**Given data**
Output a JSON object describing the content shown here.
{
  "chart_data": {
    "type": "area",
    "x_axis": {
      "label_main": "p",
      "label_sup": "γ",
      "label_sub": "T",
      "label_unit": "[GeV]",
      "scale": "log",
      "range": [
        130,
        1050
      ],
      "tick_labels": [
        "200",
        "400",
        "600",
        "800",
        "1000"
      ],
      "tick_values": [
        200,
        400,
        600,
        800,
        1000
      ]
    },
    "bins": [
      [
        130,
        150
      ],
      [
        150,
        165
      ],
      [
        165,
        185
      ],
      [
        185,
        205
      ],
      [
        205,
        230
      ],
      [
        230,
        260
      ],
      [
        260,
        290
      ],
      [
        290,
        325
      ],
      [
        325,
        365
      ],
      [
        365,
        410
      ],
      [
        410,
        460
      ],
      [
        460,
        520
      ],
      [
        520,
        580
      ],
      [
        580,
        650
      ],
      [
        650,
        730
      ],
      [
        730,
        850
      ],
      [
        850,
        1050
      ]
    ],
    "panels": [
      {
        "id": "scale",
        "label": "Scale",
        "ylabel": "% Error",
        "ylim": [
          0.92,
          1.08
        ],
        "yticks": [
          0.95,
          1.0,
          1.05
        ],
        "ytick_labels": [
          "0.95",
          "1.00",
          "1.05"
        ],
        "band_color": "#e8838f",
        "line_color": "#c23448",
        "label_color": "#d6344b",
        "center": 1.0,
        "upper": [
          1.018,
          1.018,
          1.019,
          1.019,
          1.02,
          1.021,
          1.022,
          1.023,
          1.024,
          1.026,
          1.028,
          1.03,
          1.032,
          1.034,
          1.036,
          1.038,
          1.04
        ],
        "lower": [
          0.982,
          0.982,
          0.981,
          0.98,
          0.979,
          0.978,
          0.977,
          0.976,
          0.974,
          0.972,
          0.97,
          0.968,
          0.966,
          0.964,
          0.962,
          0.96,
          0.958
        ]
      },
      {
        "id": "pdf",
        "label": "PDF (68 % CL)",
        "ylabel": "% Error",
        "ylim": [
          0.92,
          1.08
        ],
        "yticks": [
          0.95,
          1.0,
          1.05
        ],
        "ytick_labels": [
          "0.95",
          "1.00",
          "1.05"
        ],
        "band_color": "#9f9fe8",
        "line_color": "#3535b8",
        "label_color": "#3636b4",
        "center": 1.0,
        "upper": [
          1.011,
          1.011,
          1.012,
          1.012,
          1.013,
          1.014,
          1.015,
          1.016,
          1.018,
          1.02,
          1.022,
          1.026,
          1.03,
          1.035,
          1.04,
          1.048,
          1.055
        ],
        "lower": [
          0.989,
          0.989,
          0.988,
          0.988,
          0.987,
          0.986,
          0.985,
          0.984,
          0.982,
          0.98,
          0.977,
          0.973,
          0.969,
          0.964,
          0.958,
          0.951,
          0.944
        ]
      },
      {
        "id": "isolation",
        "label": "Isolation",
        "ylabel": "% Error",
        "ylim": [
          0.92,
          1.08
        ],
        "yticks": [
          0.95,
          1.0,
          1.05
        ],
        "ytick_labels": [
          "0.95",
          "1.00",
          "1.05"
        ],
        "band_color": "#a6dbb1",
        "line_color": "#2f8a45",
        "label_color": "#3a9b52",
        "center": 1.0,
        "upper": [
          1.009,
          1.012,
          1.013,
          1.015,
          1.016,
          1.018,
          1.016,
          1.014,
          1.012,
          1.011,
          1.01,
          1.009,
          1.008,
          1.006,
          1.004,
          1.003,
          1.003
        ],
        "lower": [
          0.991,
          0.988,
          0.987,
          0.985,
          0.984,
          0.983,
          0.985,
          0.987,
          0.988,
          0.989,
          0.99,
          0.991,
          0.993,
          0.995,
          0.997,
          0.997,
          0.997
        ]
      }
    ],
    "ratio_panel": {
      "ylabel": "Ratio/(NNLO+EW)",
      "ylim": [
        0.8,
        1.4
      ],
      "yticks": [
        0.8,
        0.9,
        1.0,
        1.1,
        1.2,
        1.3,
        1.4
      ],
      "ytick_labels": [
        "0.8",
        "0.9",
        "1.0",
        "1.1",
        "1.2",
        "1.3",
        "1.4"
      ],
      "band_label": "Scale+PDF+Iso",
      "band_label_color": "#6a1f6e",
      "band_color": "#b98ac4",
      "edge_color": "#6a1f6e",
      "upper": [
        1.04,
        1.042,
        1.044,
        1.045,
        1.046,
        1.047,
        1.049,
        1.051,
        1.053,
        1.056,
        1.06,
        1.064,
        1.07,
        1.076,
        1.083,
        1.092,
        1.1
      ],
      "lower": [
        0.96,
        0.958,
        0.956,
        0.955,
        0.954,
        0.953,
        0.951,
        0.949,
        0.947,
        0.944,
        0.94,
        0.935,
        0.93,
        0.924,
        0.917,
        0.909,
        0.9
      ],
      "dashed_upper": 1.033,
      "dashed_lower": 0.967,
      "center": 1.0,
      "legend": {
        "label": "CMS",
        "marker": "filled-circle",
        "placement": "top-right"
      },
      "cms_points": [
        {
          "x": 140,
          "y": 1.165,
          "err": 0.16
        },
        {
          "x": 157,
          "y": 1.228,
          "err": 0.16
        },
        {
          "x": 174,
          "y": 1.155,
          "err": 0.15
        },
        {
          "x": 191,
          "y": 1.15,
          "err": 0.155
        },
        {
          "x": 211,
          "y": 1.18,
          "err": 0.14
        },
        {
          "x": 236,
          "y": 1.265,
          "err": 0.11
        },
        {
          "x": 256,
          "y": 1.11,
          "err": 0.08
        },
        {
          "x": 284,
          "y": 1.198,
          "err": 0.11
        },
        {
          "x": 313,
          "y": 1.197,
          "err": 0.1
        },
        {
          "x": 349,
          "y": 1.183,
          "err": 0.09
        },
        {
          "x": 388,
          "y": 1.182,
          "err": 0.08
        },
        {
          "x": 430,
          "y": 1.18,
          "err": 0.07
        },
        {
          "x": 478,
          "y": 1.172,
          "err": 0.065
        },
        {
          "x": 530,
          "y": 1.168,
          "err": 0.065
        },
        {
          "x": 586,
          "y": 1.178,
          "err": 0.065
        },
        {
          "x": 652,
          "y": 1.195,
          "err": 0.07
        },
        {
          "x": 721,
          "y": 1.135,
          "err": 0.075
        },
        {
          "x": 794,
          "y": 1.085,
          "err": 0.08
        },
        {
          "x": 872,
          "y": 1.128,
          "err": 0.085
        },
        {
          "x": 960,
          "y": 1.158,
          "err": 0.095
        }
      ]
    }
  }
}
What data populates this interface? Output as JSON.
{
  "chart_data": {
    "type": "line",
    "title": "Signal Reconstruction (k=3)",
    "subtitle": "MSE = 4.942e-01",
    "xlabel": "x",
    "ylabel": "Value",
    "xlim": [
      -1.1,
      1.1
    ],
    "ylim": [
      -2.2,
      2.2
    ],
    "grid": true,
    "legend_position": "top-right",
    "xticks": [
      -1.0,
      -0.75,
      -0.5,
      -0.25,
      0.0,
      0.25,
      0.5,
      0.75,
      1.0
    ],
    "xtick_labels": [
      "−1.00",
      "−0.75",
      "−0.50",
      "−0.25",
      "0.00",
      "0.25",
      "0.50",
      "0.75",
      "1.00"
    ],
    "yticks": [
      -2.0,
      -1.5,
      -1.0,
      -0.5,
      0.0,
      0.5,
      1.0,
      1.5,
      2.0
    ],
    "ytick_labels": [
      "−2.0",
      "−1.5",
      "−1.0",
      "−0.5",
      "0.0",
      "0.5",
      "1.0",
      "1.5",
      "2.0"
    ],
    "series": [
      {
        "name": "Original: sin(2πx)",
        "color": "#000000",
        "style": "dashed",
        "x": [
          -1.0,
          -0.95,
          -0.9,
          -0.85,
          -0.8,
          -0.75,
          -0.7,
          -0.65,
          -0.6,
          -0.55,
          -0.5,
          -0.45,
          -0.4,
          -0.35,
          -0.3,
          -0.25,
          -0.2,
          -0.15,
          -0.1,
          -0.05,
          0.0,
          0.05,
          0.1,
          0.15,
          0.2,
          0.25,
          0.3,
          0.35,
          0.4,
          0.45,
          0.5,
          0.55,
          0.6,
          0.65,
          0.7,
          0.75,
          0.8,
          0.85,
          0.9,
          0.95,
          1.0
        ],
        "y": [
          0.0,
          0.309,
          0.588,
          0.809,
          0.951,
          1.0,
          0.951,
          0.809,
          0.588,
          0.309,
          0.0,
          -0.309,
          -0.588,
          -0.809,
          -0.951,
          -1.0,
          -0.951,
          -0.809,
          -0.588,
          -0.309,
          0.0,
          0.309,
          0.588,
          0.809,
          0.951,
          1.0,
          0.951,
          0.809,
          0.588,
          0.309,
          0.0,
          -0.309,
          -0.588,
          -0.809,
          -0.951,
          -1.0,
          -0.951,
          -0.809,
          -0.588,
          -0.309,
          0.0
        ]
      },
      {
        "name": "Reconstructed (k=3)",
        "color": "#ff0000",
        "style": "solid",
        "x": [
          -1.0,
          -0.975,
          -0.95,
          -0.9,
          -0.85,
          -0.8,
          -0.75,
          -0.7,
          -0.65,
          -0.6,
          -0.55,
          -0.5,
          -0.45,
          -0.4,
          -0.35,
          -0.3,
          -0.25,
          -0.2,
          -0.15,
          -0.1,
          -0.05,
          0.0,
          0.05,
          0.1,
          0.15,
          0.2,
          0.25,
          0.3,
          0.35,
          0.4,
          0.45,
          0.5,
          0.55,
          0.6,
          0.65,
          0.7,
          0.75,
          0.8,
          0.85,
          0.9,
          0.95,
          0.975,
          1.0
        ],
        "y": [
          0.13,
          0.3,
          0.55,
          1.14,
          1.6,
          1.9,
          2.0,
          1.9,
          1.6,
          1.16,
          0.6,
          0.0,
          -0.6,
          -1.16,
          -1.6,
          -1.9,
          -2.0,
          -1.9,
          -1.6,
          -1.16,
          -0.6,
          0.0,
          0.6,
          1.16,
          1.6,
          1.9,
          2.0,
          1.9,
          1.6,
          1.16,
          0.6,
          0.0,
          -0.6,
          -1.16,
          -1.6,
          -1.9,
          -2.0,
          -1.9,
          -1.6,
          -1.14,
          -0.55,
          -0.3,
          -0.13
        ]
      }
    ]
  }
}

**Exercise**
Gather all lines with the string "JSON" from the data.

**Result of the exercise**
Output a JSON object describing the content shown here.
What data populates this interface? Output as JSON.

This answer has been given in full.